-- Requirements --
Your copy of the material must match it exactly, except that pictures are dropped.
○ ○ ○ ○ ○
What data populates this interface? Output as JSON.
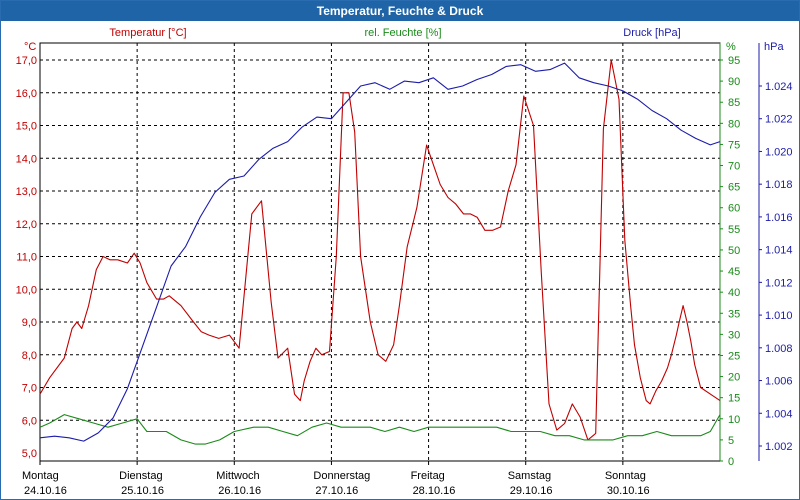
{
  "window": {
    "title": "Temperatur, Feuchte & Druck"
  },
  "colors": {
    "temperature": "#c00000",
    "humidity": "#1a8a1a",
    "pressure": "#1c1caa",
    "titlebar": "#1f64a6",
    "grid": "#000000"
  },
  "chart_data": {
    "type": "line",
    "title": "Temperatur, Feuchte & Druck",
    "grid": true,
    "axes": {
      "temperature": {
        "unit": "°C",
        "label": "Temperatur [°C]",
        "range": [
          5.0,
          17.0
        ],
        "ticks": [
          "5,0",
          "6,0",
          "7,0",
          "8,0",
          "9,0",
          "10,0",
          "11,0",
          "12,0",
          "13,0",
          "14,0",
          "15,0",
          "16,0",
          "17,0"
        ]
      },
      "humidity": {
        "unit": "%",
        "label": "rel. Feuchte [%]",
        "range": [
          0,
          95
        ],
        "ticks": [
          "0",
          "5",
          "10",
          "15",
          "20",
          "25",
          "30",
          "35",
          "40",
          "45",
          "50",
          "55",
          "60",
          "65",
          "70",
          "75",
          "80",
          "85",
          "90",
          "95"
        ]
      },
      "pressure": {
        "unit": "hPa",
        "label": "Druck [hPa]",
        "range": [
          1001.0,
          1026.0
        ],
        "ticks": [
          "1.002",
          "1.004",
          "1.006",
          "1.008",
          "1.010",
          "1.012",
          "1.014",
          "1.016",
          "1.018",
          "1.020",
          "1.022",
          "1.024"
        ],
        "tick_values": [
          1002,
          1004,
          1006,
          1008,
          1010,
          1012,
          1014,
          1016,
          1018,
          1020,
          1022,
          1024
        ]
      }
    },
    "x_range": [
      0,
      7
    ],
    "days": [
      {
        "name": "Montag",
        "date": "24.10.16"
      },
      {
        "name": "Dienstag",
        "date": "25.10.16"
      },
      {
        "name": "Mittwoch",
        "date": "26.10.16"
      },
      {
        "name": "Donnerstag",
        "date": "27.10.16"
      },
      {
        "name": "Freitag",
        "date": "28.10.16"
      },
      {
        "name": "Samstag",
        "date": "29.10.16"
      },
      {
        "name": "Sonntag",
        "date": "30.10.16"
      }
    ],
    "series": [
      {
        "name": "Temperatur [°C]",
        "axis": "temperature",
        "x": [
          0.0,
          0.1,
          0.25,
          0.33,
          0.38,
          0.43,
          0.5,
          0.58,
          0.65,
          0.72,
          0.8,
          0.9,
          0.97,
          1.03,
          1.1,
          1.2,
          1.27,
          1.33,
          1.45,
          1.58,
          1.66,
          1.74,
          1.84,
          1.95,
          2.05,
          2.18,
          2.28,
          2.38,
          2.45,
          2.55,
          2.62,
          2.68,
          2.72,
          2.78,
          2.84,
          2.9,
          2.98,
          3.05,
          3.12,
          3.18,
          3.24,
          3.3,
          3.4,
          3.48,
          3.56,
          3.64,
          3.7,
          3.78,
          3.88,
          3.98,
          4.05,
          4.12,
          4.2,
          4.28,
          4.36,
          4.43,
          4.5,
          4.58,
          4.66,
          4.74,
          4.82,
          4.9,
          4.98,
          5.08,
          5.16,
          5.24,
          5.32,
          5.4,
          5.48,
          5.56,
          5.64,
          5.72,
          5.8,
          5.88,
          5.96,
          6.02,
          6.08,
          6.12,
          6.18,
          6.24,
          6.28,
          6.34,
          6.4,
          6.46,
          6.5,
          6.55,
          6.58,
          6.62,
          6.66,
          6.7,
          6.74,
          6.8,
          6.9,
          7.0
        ],
        "y": [
          6.8,
          7.3,
          7.9,
          8.8,
          9.0,
          8.8,
          9.5,
          10.6,
          11.0,
          10.9,
          10.9,
          10.8,
          11.1,
          10.8,
          10.2,
          9.7,
          9.7,
          9.8,
          9.5,
          9.0,
          8.7,
          8.6,
          8.5,
          8.6,
          8.2,
          12.3,
          12.7,
          9.6,
          7.9,
          8.2,
          6.8,
          6.6,
          7.2,
          7.8,
          8.2,
          8.0,
          8.1,
          11.0,
          16.0,
          16.0,
          14.8,
          11.0,
          9.0,
          8.0,
          7.8,
          8.3,
          9.5,
          11.3,
          12.5,
          14.4,
          13.8,
          13.2,
          12.8,
          12.6,
          12.3,
          12.3,
          12.2,
          11.8,
          11.8,
          11.9,
          13.0,
          13.8,
          15.9,
          15.0,
          10.5,
          6.5,
          5.7,
          5.9,
          6.5,
          6.1,
          5.4,
          5.6,
          14.9,
          17.0,
          15.8,
          11.5,
          9.5,
          8.3,
          7.3,
          6.6,
          6.5,
          6.9,
          7.2,
          7.6,
          8.0,
          8.6,
          9.0,
          9.5,
          9.0,
          8.4,
          7.7,
          7.0,
          6.8,
          6.6
        ]
      },
      {
        "name": "rel. Feuchte [%]",
        "axis": "humidity",
        "x": [
          0.0,
          0.1,
          0.25,
          0.4,
          0.55,
          0.7,
          0.85,
          1.0,
          1.1,
          1.3,
          1.45,
          1.6,
          1.7,
          1.85,
          2.0,
          2.2,
          2.35,
          2.5,
          2.65,
          2.8,
          2.95,
          3.1,
          3.25,
          3.4,
          3.55,
          3.7,
          3.85,
          4.0,
          4.2,
          4.4,
          4.55,
          4.7,
          4.85,
          5.0,
          5.15,
          5.3,
          5.45,
          5.6,
          5.75,
          5.9,
          6.05,
          6.2,
          6.35,
          6.5,
          6.65,
          6.8,
          6.9,
          7.0
        ],
        "y": [
          8,
          9,
          11,
          10,
          9,
          8,
          9,
          10,
          7,
          7,
          5,
          4,
          4,
          5,
          7,
          8,
          8,
          7,
          6,
          8,
          9,
          8,
          8,
          8,
          7,
          8,
          7,
          8,
          8,
          8,
          8,
          8,
          7,
          7,
          7,
          6,
          6,
          5,
          5,
          5,
          6,
          6,
          7,
          6,
          6,
          6,
          7,
          11
        ]
      },
      {
        "name": "Druck [hPa]",
        "axis": "pressure",
        "x": [
          0.0,
          0.15,
          0.3,
          0.45,
          0.6,
          0.75,
          0.9,
          1.05,
          1.2,
          1.35,
          1.5,
          1.65,
          1.8,
          1.95,
          2.1,
          2.25,
          2.4,
          2.55,
          2.7,
          2.85,
          3.0,
          3.15,
          3.3,
          3.45,
          3.6,
          3.75,
          3.9,
          4.05,
          4.2,
          4.35,
          4.5,
          4.65,
          4.8,
          4.95,
          5.1,
          5.25,
          5.4,
          5.55,
          5.7,
          5.85,
          6.0,
          6.15,
          6.3,
          6.45,
          6.6,
          6.75,
          6.9,
          7.0
        ],
        "y": [
          1002.5,
          1002.6,
          1002.5,
          1002.3,
          1002.8,
          1003.7,
          1005.5,
          1008.0,
          1010.5,
          1013.0,
          1014.2,
          1016.0,
          1017.5,
          1018.3,
          1018.5,
          1019.5,
          1020.2,
          1020.6,
          1021.5,
          1022.1,
          1022.0,
          1023.0,
          1024.0,
          1024.2,
          1023.8,
          1024.3,
          1024.2,
          1024.5,
          1023.8,
          1024.0,
          1024.4,
          1024.7,
          1025.2,
          1025.3,
          1024.9,
          1025.0,
          1025.4,
          1024.5,
          1024.2,
          1024.0,
          1023.7,
          1023.2,
          1022.5,
          1022.0,
          1021.3,
          1020.8,
          1020.4,
          1020.6
        ]
      }
    ]
  }
}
○ ○ ○ ○ ○
-- Response to this exercise --
What data populates this interface? Output as JSON.
{
  "window": {
    "title": "Temperatur, Feuchte & Druck"
  },
  "colors": {
    "temperature": "#c00000",
    "humidity": "#1a8a1a",
    "pressure": "#1c1caa",
    "titlebar": "#1f64a6",
    "grid": "#000000"
  },
  "chart_data": {
    "type": "line",
    "title": "Temperatur, Feuchte & Druck",
    "grid": true,
    "axes": {
      "temperature": {
        "unit": "°C",
        "label": "Temperatur [°C]",
        "range": [
          5.0,
          17.0
        ],
        "ticks": [
          "5,0",
          "6,0",
          "7,0",
          "8,0",
          "9,0",
          "10,0",
          "11,0",
          "12,0",
          "13,0",
          "14,0",
          "15,0",
          "16,0",
          "17,0"
        ]
      },
      "humidity": {
        "unit": "%",
        "label": "rel. Feuchte [%]",
        "range": [
          0,
          95
        ],
        "ticks": [
          "0",
          "5",
          "10",
          "15",
          "20",
          "25",
          "30",
          "35",
          "40",
          "45",
          "50",
          "55",
          "60",
          "65",
          "70",
          "75",
          "80",
          "85",
          "90",
          "95"
        ]
      },
      "pressure": {
        "unit": "hPa",
        "label": "Druck [hPa]",
        "range": [
          1001.0,
          1026.0
        ],
        "ticks": [
          "1.002",
          "1.004",
          "1.006",
          "1.008",
          "1.010",
          "1.012",
          "1.014",
          "1.016",
          "1.018",
          "1.020",
          "1.022",
          "1.024"
        ],
        "tick_values": [
          1002,
          1004,
          1006,
          1008,
          1010,
          1012,
          1014,
          1016,
          1018,
          1020,
          1022,
          1024
        ]
      }
    },
    "x_range": [
      0,
      7
    ],
    "days": [
      {
        "name": "Montag",
        "date": "24.10.16"
      },
      {
        "name": "Dienstag",
        "date": "25.10.16"
      },
      {
        "name": "Mittwoch",
        "date": "26.10.16"
      },
      {
        "name": "Donnerstag",
        "date": "27.10.16"
      },
      {
        "name": "Freitag",
        "date": "28.10.16"
      },
      {
        "name": "Samstag",
        "date": "29.10.16"
      },
      {
        "name": "Sonntag",
        "date": "30.10.16"
      }
    ],
    "series": [
      {
        "name": "Temperatur [°C]",
        "axis": "temperature",
        "x": [
          0.0,
          0.1,
          0.25,
          0.33,
          0.38,
          0.43,
          0.5,
          0.58,
          0.65,
          0.72,
          0.8,
          0.9,
          0.97,
          1.03,
          1.1,
          1.2,
          1.27,
          1.33,
          1.45,
          1.58,
          1.66,
          1.74,
          1.84,
          1.95,
          2.05,
          2.18,
          2.28,
          2.38,
          2.45,
          2.55,
          2.62,
          2.68,
          2.72,
          2.78,
          2.84,
          2.9,
          2.98,
          3.05,
          3.12,
          3.18,
          3.24,
          3.3,
          3.4,
          3.48,
          3.56,
          3.64,
          3.7,
          3.78,
          3.88,
          3.98,
          4.05,
          4.12,
          4.2,
          4.28,
          4.36,
          4.43,
          4.5,
          4.58,
          4.66,
          4.74,
          4.82,
          4.9,
          4.98,
          5.08,
          5.16,
          5.24,
          5.32,
          5.4,
          5.48,
          5.56,
          5.64,
          5.72,
          5.8,
          5.88,
          5.96,
          6.02,
          6.08,
          6.12,
          6.18,
          6.24,
          6.28,
          6.34,
          6.4,
          6.46,
          6.5,
          6.55,
          6.58,
          6.62,
          6.66,
          6.7,
          6.74,
          6.8,
          6.9,
          7.0
        ],
        "y": [
          6.8,
          7.3,
          7.9,
          8.8,
          9.0,
          8.8,
          9.5,
          10.6,
          11.0,
          10.9,
          10.9,
          10.8,
          11.1,
          10.8,
          10.2,
          9.7,
          9.7,
          9.8,
          9.5,
          9.0,
          8.7,
          8.6,
          8.5,
          8.6,
          8.2,
          12.3,
          12.7,
          9.6,
          7.9,
          8.2,
          6.8,
          6.6,
          7.2,
          7.8,
          8.2,
          8.0,
          8.1,
          11.0,
          16.0,
          16.0,
          14.8,
          11.0,
          9.0,
          8.0,
          7.8,
          8.3,
          9.5,
          11.3,
          12.5,
          14.4,
          13.8,
          13.2,
          12.8,
          12.6,
          12.3,
          12.3,
          12.2,
          11.8,
          11.8,
          11.9,
          13.0,
          13.8,
          15.9,
          15.0,
          10.5,
          6.5,
          5.7,
          5.9,
          6.5,
          6.1,
          5.4,
          5.6,
          14.9,
          17.0,
          15.8,
          11.5,
          9.5,
          8.3,
          7.3,
          6.6,
          6.5,
          6.9,
          7.2,
          7.6,
          8.0,
          8.6,
          9.0,
          9.5,
          9.0,
          8.4,
          7.7,
          7.0,
          6.8,
          6.6
        ]
      },
      {
        "name": "rel. Feuchte [%]",
        "axis": "humidity",
        "x": [
          0.0,
          0.1,
          0.25,
          0.4,
          0.55,
          0.7,
          0.85,
          1.0,
          1.1,
          1.3,
          1.45,
          1.6,
          1.7,
          1.85,
          2.0,
          2.2,
          2.35,
          2.5,
          2.65,
          2.8,
          2.95,
          3.1,
          3.25,
          3.4,
          3.55,
          3.7,
          3.85,
          4.0,
          4.2,
          4.4,
          4.55,
          4.7,
          4.85,
          5.0,
          5.15,
          5.3,
          5.45,
          5.6,
          5.75,
          5.9,
          6.05,
          6.2,
          6.35,
          6.5,
          6.65,
          6.8,
          6.9,
          7.0
        ],
        "y": [
          8,
          9,
          11,
          10,
          9,
          8,
          9,
          10,
          7,
          7,
          5,
          4,
          4,
          5,
          7,
          8,
          8,
          7,
          6,
          8,
          9,
          8,
          8,
          8,
          7,
          8,
          7,
          8,
          8,
          8,
          8,
          8,
          7,
          7,
          7,
          6,
          6,
          5,
          5,
          5,
          6,
          6,
          7,
          6,
          6,
          6,
          7,
          11
        ]
      },
      {
        "name": "Druck [hPa]",
        "axis": "pressure",
        "x": [
          0.0,
          0.15,
          0.3,
          0.45,
          0.6,
          0.75,
          0.9,
          1.05,
          1.2,
          1.35,
          1.5,
          1.65,
          1.8,
          1.95,
          2.1,
          2.25,
          2.4,
          2.55,
          2.7,
          2.85,
          3.0,
          3.15,
          3.3,
          3.45,
          3.6,
          3.75,
          3.9,
          4.05,
          4.2,
          4.35,
          4.5,
          4.65,
          4.8,
          4.95,
          5.1,
          5.25,
          5.4,
          5.55,
          5.7,
          5.85,
          6.0,
          6.15,
          6.3,
          6.45,
          6.6,
          6.75,
          6.9,
          7.0
        ],
        "y": [
          1002.5,
          1002.6,
          1002.5,
          1002.3,
          1002.8,
          1003.7,
          1005.5,
          1008.0,
          1010.5,
          1013.0,
          1014.2,
          1016.0,
          1017.5,
          1018.3,
          1018.5,
          1019.5,
          1020.2,
          1020.6,
          1021.5,
          1022.1,
          1022.0,
          1023.0,
          1024.0,
          1024.2,
          1023.8,
          1024.3,
          1024.2,
          1024.5,
          1023.8,
          1024.0,
          1024.4,
          1024.7,
          1025.2,
          1025.3,
          1024.9,
          1025.0,
          1025.4,
          1024.5,
          1024.2,
          1024.0,
          1023.7,
          1023.2,
          1022.5,
          1022.0,
          1021.3,
          1020.8,
          1020.4,
          1020.6
        ]
      }
    ]
  }
}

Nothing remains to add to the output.